**Task details**
Your copy should begin at the line containing "Output a JSON" and end at the last line of the records; transcribe those lines exactly and leave out every picture.

**Records provided**
Begin
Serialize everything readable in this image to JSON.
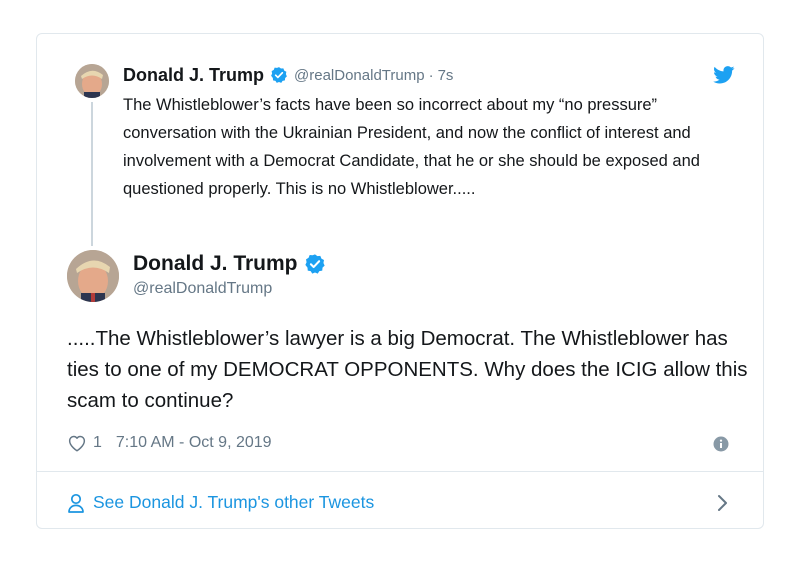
{
  "quoted_tweet": {
    "author_name": "Donald J. Trump",
    "handle": "@realDonaldTrump",
    "separator": "·",
    "time": "7s",
    "text": "The Whistleblower’s facts have been so incorrect about my “no pressure” conversation with the Ukrainian President, and now the conflict of interest and involvement with a Democrat Candidate, that he or she should be exposed and questioned properly. This is no Whistleblower....."
  },
  "main_tweet": {
    "author_name": "Donald J. Trump",
    "handle": "@realDonaldTrump",
    "text": ".....The Whistleblower’s lawyer is a big Democrat. The Whistleblower has ties to one of my DEMOCRAT OPPONENTS. Why does the ICIG allow this scam to continue?",
    "like_count": "1",
    "timestamp": "7:10 AM - Oct 9, 2019"
  },
  "footer": {
    "link_label": "See Donald J. Trump's other Tweets"
  },
  "icons": {
    "verified": "verified-badge-icon",
    "twitter": "twitter-bird-icon",
    "like": "heart-icon",
    "info": "info-icon",
    "user": "user-icon",
    "chevron": "chevron-right-icon"
  },
  "colors": {
    "accent": "#1da1f2",
    "link": "#1b95e0",
    "text": "#14171a",
    "muted": "#657786",
    "border": "#e1e8ed"
  }
}
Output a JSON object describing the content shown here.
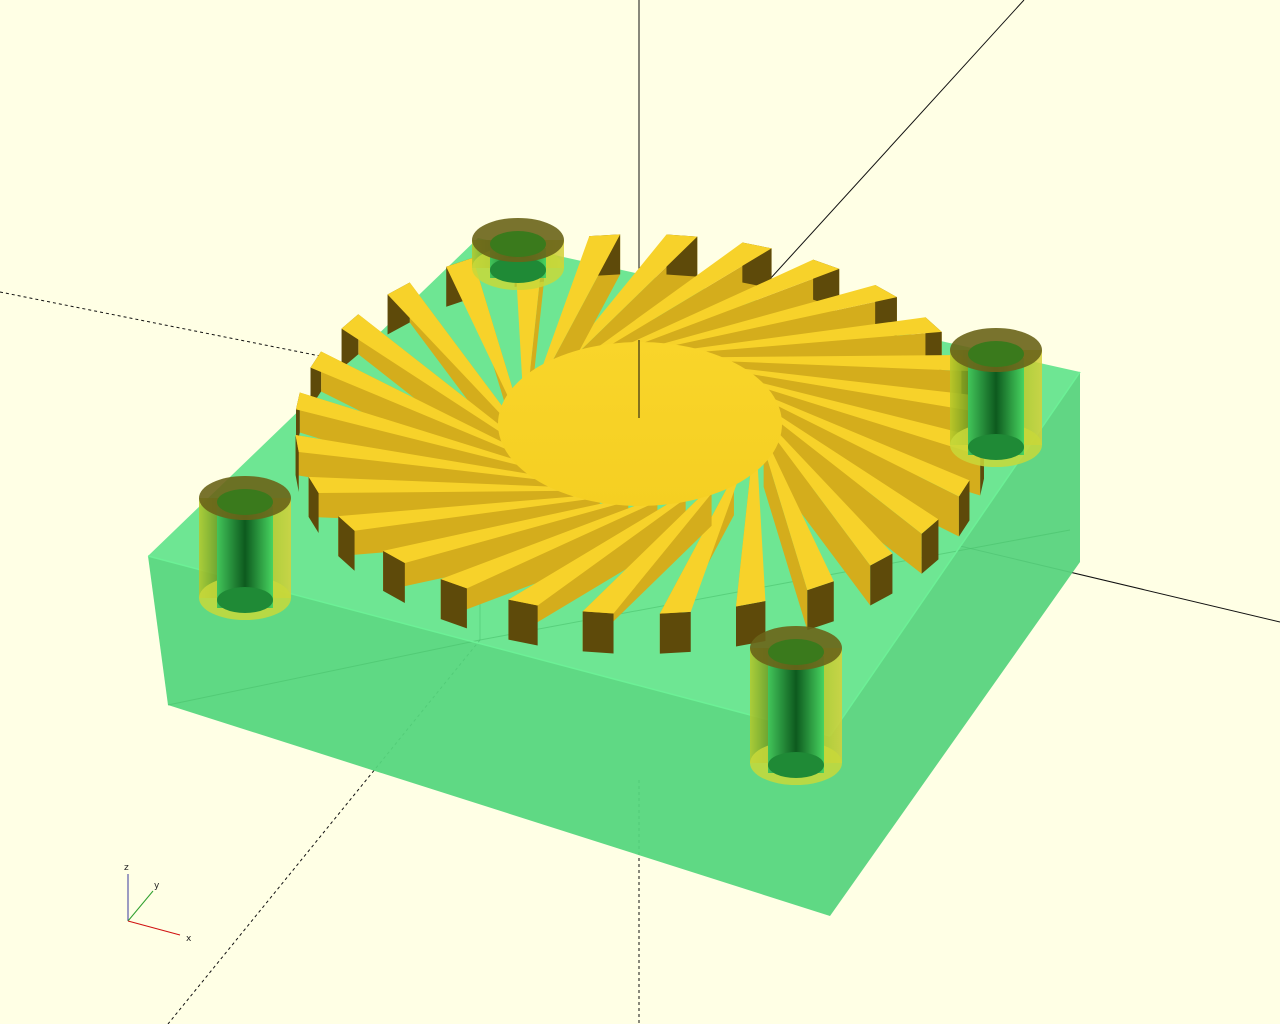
{
  "app": {
    "type": "3d-model-viewport"
  },
  "colors": {
    "background": "#ffffe5",
    "base_box": "#56de7d",
    "base_box_edge": "#3bb864",
    "fan_blades": "#f7d22a",
    "fan_blades_shadow": "#5e4a0a",
    "posts": "#9ed83a",
    "post_inner": "#2ea84a",
    "axis_x": "#d00000",
    "axis_y": "#00a000",
    "axis_z": "#0000c0",
    "axis_lines": "#111111"
  },
  "axes_indicator": {
    "x_label": "x",
    "y_label": "y",
    "z_label": "z"
  },
  "model": {
    "blade_count": 28,
    "mounting_posts": 4,
    "icons": [
      "fan-icon"
    ]
  }
}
End
**Solved exercise**
Output a JSON object describing the content shown here.
{
  "app": {
    "type": "3d-model-viewport"
  },
  "colors": {
    "background": "#ffffe5",
    "base_box": "#56de7d",
    "base_box_edge": "#3bb864",
    "fan_blades": "#f7d22a",
    "fan_blades_shadow": "#5e4a0a",
    "posts": "#9ed83a",
    "post_inner": "#2ea84a",
    "axis_x": "#d00000",
    "axis_y": "#00a000",
    "axis_z": "#0000c0",
    "axis_lines": "#111111"
  },
  "axes_indicator": {
    "x_label": "x",
    "y_label": "y",
    "z_label": "z"
  },
  "model": {
    "blade_count": 28,
    "mounting_posts": 4,
    "icons": [
      "fan-icon"
    ]
  }
}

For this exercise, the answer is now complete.